begin Supplied information

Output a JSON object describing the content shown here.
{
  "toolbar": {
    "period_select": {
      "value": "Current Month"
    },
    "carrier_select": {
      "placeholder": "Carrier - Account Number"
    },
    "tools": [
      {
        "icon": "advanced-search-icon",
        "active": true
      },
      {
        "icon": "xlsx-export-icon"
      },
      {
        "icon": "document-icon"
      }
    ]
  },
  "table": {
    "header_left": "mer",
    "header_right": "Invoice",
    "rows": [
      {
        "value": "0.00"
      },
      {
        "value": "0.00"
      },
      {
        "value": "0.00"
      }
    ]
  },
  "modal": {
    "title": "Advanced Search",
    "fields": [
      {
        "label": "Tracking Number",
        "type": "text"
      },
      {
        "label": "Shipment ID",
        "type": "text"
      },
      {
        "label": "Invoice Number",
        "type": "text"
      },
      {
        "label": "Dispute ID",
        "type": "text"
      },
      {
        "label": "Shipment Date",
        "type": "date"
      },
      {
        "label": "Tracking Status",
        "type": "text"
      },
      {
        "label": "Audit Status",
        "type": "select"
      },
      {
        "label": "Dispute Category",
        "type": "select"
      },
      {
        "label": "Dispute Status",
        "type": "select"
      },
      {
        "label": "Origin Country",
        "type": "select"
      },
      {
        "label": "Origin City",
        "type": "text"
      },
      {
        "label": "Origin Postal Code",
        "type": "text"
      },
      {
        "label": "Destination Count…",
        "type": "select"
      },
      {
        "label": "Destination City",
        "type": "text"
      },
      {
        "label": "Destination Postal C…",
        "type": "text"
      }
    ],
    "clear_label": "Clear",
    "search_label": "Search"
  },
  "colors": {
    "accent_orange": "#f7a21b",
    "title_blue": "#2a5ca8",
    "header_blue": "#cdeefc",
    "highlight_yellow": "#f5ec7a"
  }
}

end Supplied information

Of the lines in the material, how many include "City"? Respond with the number alone.

2